▶ **Required task**:
Return every record below exactly as written, omitting any pictures.

▶ **Exercise input**:
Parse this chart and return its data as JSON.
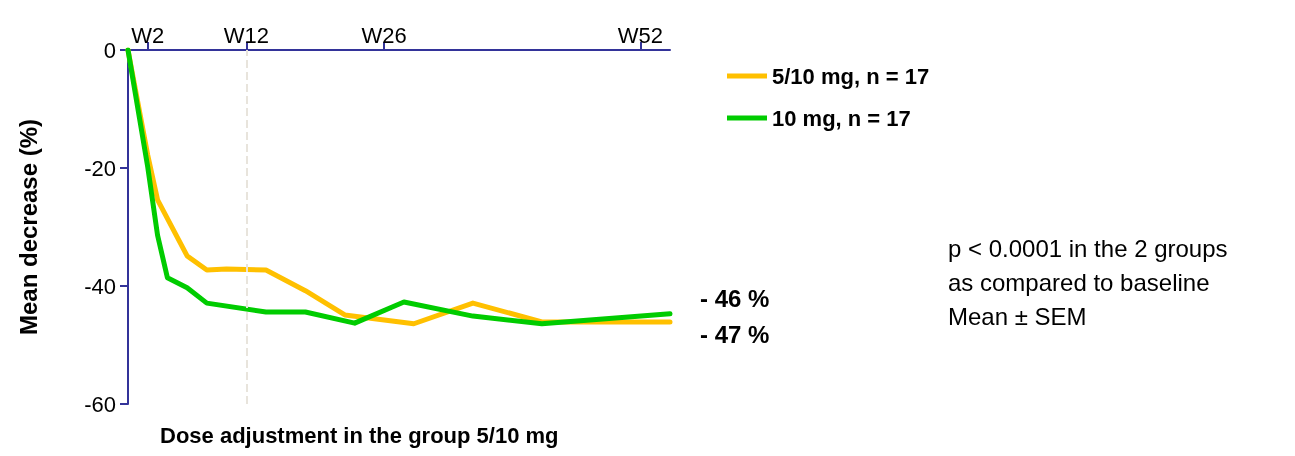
{
  "chart_data": {
    "type": "line",
    "xlabel": "Dose adjustment in the group 5/10 mg",
    "ylabel": "Mean decrease (%)",
    "categories": [
      null,
      null,
      "W2",
      null,
      null,
      null,
      null,
      null,
      null,
      null,
      null,
      null,
      "W12",
      null,
      null,
      null,
      null,
      null,
      null,
      null,
      null,
      null,
      null,
      null,
      null,
      null,
      "W26",
      null,
      null,
      null,
      null,
      null,
      null,
      null,
      null,
      null,
      null,
      null,
      null,
      null,
      null,
      null,
      null,
      null,
      null,
      null,
      null,
      null,
      null,
      null,
      null,
      null,
      "W52",
      null,
      null,
      null
    ],
    "series": [
      {
        "name": "5/10 mg, n = 17",
        "color": "#ffc000",
        "values": [
          0,
          null,
          -17.8,
          -25.4,
          null,
          null,
          -34.9,
          null,
          -37.3,
          null,
          -37.1,
          null,
          null,
          null,
          -37.3,
          null,
          null,
          null,
          -40.8,
          null,
          null,
          null,
          -44.9,
          null,
          null,
          null,
          null,
          null,
          null,
          -46.4,
          null,
          null,
          null,
          null,
          null,
          -42.9,
          null,
          null,
          null,
          null,
          null,
          null,
          -46.1,
          null,
          null,
          null,
          null,
          null,
          null,
          null,
          null,
          null,
          null,
          null,
          null,
          -46.1
        ]
      },
      {
        "name": "10 mg, n = 17",
        "color": "#00cc00",
        "values": [
          0,
          null,
          -19.8,
          -31.4,
          -38.6,
          null,
          -40.3,
          null,
          -42.9,
          null,
          null,
          null,
          null,
          null,
          -44.4,
          null,
          null,
          null,
          -44.4,
          null,
          null,
          null,
          null,
          -46.3,
          null,
          null,
          null,
          null,
          -42.7,
          null,
          null,
          null,
          null,
          null,
          null,
          -45.1,
          null,
          null,
          null,
          null,
          null,
          null,
          -46.4,
          null,
          null,
          null,
          null,
          null,
          null,
          null,
          null,
          null,
          null,
          null,
          null,
          -44.7
        ]
      }
    ],
    "ylim": [
      -60,
      0
    ],
    "yticks": [
      0,
      -20,
      -40,
      -60
    ],
    "ref_lines": [
      {
        "axis": "x",
        "value": "W12",
        "color": "#e8e4dc",
        "line_style": "dashed"
      }
    ],
    "annotations": [
      "- 46 %",
      "- 47 %",
      "p < 0.0001 in the 2 groups",
      "as compared to baseline",
      "Mean ± SEM"
    ],
    "legend": "right",
    "grid": false,
    "marker": "none",
    "line_style": "solid"
  }
}
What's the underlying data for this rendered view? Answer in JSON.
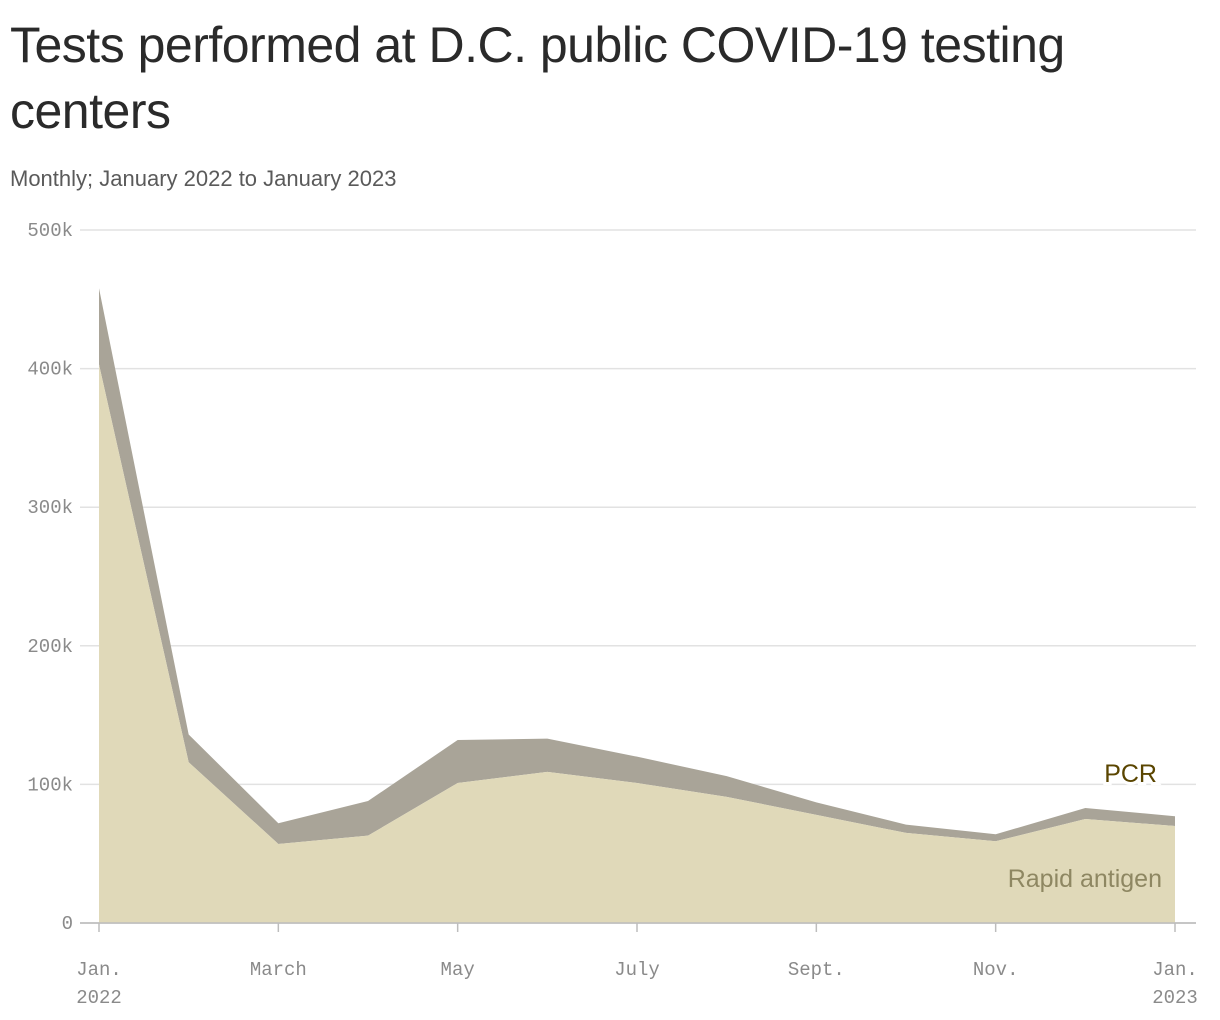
{
  "title": "Tests performed at D.C. public COVID-19 testing centers",
  "subtitle": "Monthly; January 2022 to January 2023",
  "colors": {
    "rapid_antigen": "#e0d9b9",
    "pcr": "#a9a498",
    "pcr_label": "#5a4500",
    "rapid_label": "#8e8762",
    "grid": "#e2e2e2",
    "axis": "#bdbdbd"
  },
  "chart_data": {
    "type": "area",
    "stacked": true,
    "x": [
      "2022-01",
      "2022-02",
      "2022-03",
      "2022-04",
      "2022-05",
      "2022-06",
      "2022-07",
      "2022-08",
      "2022-09",
      "2022-10",
      "2022-11",
      "2022-12",
      "2023-01"
    ],
    "series": [
      {
        "name": "Rapid antigen",
        "values": [
          403000,
          116000,
          57000,
          63000,
          101000,
          109000,
          101000,
          91000,
          78000,
          65000,
          59000,
          75000,
          70000
        ]
      },
      {
        "name": "PCR",
        "values": [
          55000,
          20000,
          15000,
          25000,
          31000,
          24000,
          19000,
          15000,
          9000,
          6000,
          5000,
          8000,
          7000
        ]
      }
    ],
    "ylim": [
      0,
      500000
    ],
    "y_ticks": [
      {
        "value": 0,
        "label": "0"
      },
      {
        "value": 100000,
        "label": "100k"
      },
      {
        "value": 200000,
        "label": "200k"
      },
      {
        "value": 300000,
        "label": "300k"
      },
      {
        "value": 400000,
        "label": "400k"
      },
      {
        "value": 500000,
        "label": "500k"
      }
    ],
    "x_ticks": [
      {
        "index": 0,
        "label": "Jan.",
        "label2": "2022"
      },
      {
        "index": 2,
        "label": "March",
        "label2": ""
      },
      {
        "index": 4,
        "label": "May",
        "label2": ""
      },
      {
        "index": 6,
        "label": "July",
        "label2": ""
      },
      {
        "index": 8,
        "label": "Sept.",
        "label2": ""
      },
      {
        "index": 10,
        "label": "Nov.",
        "label2": ""
      },
      {
        "index": 12,
        "label": "Jan.",
        "label2": "2023"
      }
    ],
    "grid": true,
    "legend": "inline labels near right end"
  }
}
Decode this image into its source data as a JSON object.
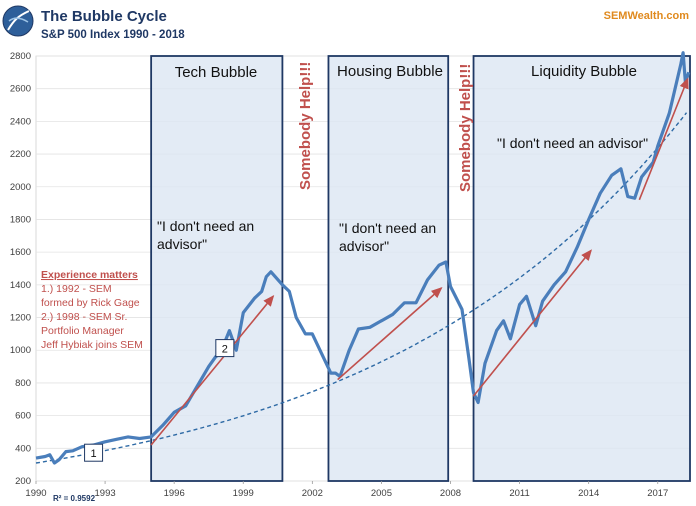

▶ **Output for this exercise**:
Parse this chart and return its data as JSON.
{
  "chart_data": {
    "type": "line",
    "xlabel": "Dose adjustment in the group 5/10 mg",
    "ylabel": "Mean decrease (%)",
    "categories": [
      null,
      null,
      "W2",
      null,
      null,
      null,
      null,
      null,
      null,
      null,
      null,
      null,
      "W12",
      null,
      null,
      null,
      null,
      null,
      null,
      null,
      null,
      null,
      null,
      null,
      null,
      null,
      "W26",
      null,
      null,
      null,
      null,
      null,
      null,
      null,
      null,
      null,
      null,
      null,
      null,
      null,
      null,
      null,
      null,
      null,
      null,
      null,
      null,
      null,
      null,
      null,
      null,
      null,
      "W52",
      null,
      null,
      null
    ],
    "series": [
      {
        "name": "5/10 mg, n = 17",
        "color": "#ffc000",
        "values": [
          0,
          null,
          -17.8,
          -25.4,
          null,
          null,
          -34.9,
          null,
          -37.3,
          null,
          -37.1,
          null,
          null,
          null,
          -37.3,
          null,
          null,
          null,
          -40.8,
          null,
          null,
          null,
          -44.9,
          null,
          null,
          null,
          null,
          null,
          null,
          -46.4,
          null,
          null,
          null,
          null,
          null,
          -42.9,
          null,
          null,
          null,
          null,
          null,
          null,
          -46.1,
          null,
          null,
          null,
          null,
          null,
          null,
          null,
          null,
          null,
          null,
          null,
          null,
          -46.1
        ]
      },
      {
        "name": "10 mg, n = 17",
        "color": "#00cc00",
        "values": [
          0,
          null,
          -19.8,
          -31.4,
          -38.6,
          null,
          -40.3,
          null,
          -42.9,
          null,
          null,
          null,
          null,
          null,
          -44.4,
          null,
          null,
          null,
          -44.4,
          null,
          null,
          null,
          null,
          -46.3,
          null,
          null,
          null,
          null,
          -42.7,
          null,
          null,
          null,
          null,
          null,
          null,
          -45.1,
          null,
          null,
          null,
          null,
          null,
          null,
          -46.4,
          null,
          null,
          null,
          null,
          null,
          null,
          null,
          null,
          null,
          null,
          null,
          null,
          -44.7
        ]
      }
    ],
    "ylim": [
      -60,
      0
    ],
    "yticks": [
      0,
      -20,
      -40,
      -60
    ],
    "ref_lines": [
      {
        "axis": "x",
        "value": "W12",
        "color": "#e8e4dc",
        "line_style": "dashed"
      }
    ],
    "annotations": [
      "- 46 %",
      "- 47 %",
      "p < 0.0001 in the 2 groups",
      "as compared to baseline",
      "Mean ± SEM"
    ],
    "legend": "right",
    "grid": false,
    "marker": "none",
    "line_style": "solid"
  }
}
What's the underlying data for this rendered view? Answer in JSON.
{
  "title": "Tests performed at D.C. public COVID-19 testing centers",
  "subtitle": "Monthly; January 2022 to January 2023",
  "colors": {
    "rapid_antigen": "#e0d9b9",
    "pcr": "#a9a498",
    "pcr_label": "#5a4500",
    "rapid_label": "#8e8762",
    "grid": "#e2e2e2",
    "axis": "#bdbdbd"
  },
  "chart_data": {
    "type": "area",
    "stacked": true,
    "x": [
      "2022-01",
      "2022-02",
      "2022-03",
      "2022-04",
      "2022-05",
      "2022-06",
      "2022-07",
      "2022-08",
      "2022-09",
      "2022-10",
      "2022-11",
      "2022-12",
      "2023-01"
    ],
    "series": [
      {
        "name": "Rapid antigen",
        "values": [
          403000,
          116000,
          57000,
          63000,
          101000,
          109000,
          101000,
          91000,
          78000,
          65000,
          59000,
          75000,
          70000
        ]
      },
      {
        "name": "PCR",
        "values": [
          55000,
          20000,
          15000,
          25000,
          31000,
          24000,
          19000,
          15000,
          9000,
          6000,
          5000,
          8000,
          7000
        ]
      }
    ],
    "ylim": [
      0,
      500000
    ],
    "y_ticks": [
      {
        "value": 0,
        "label": "0"
      },
      {
        "value": 100000,
        "label": "100k"
      },
      {
        "value": 200000,
        "label": "200k"
      },
      {
        "value": 300000,
        "label": "300k"
      },
      {
        "value": 400000,
        "label": "400k"
      },
      {
        "value": 500000,
        "label": "500k"
      }
    ],
    "x_ticks": [
      {
        "index": 0,
        "label": "Jan.",
        "label2": "2022"
      },
      {
        "index": 2,
        "label": "March",
        "label2": ""
      },
      {
        "index": 4,
        "label": "May",
        "label2": ""
      },
      {
        "index": 6,
        "label": "July",
        "label2": ""
      },
      {
        "index": 8,
        "label": "Sept.",
        "label2": ""
      },
      {
        "index": 10,
        "label": "Nov.",
        "label2": ""
      },
      {
        "index": 12,
        "label": "Jan.",
        "label2": "2023"
      }
    ],
    "grid": true,
    "legend": "inline labels near right end"
  }
}
Decode this image into its source data as a JSON object.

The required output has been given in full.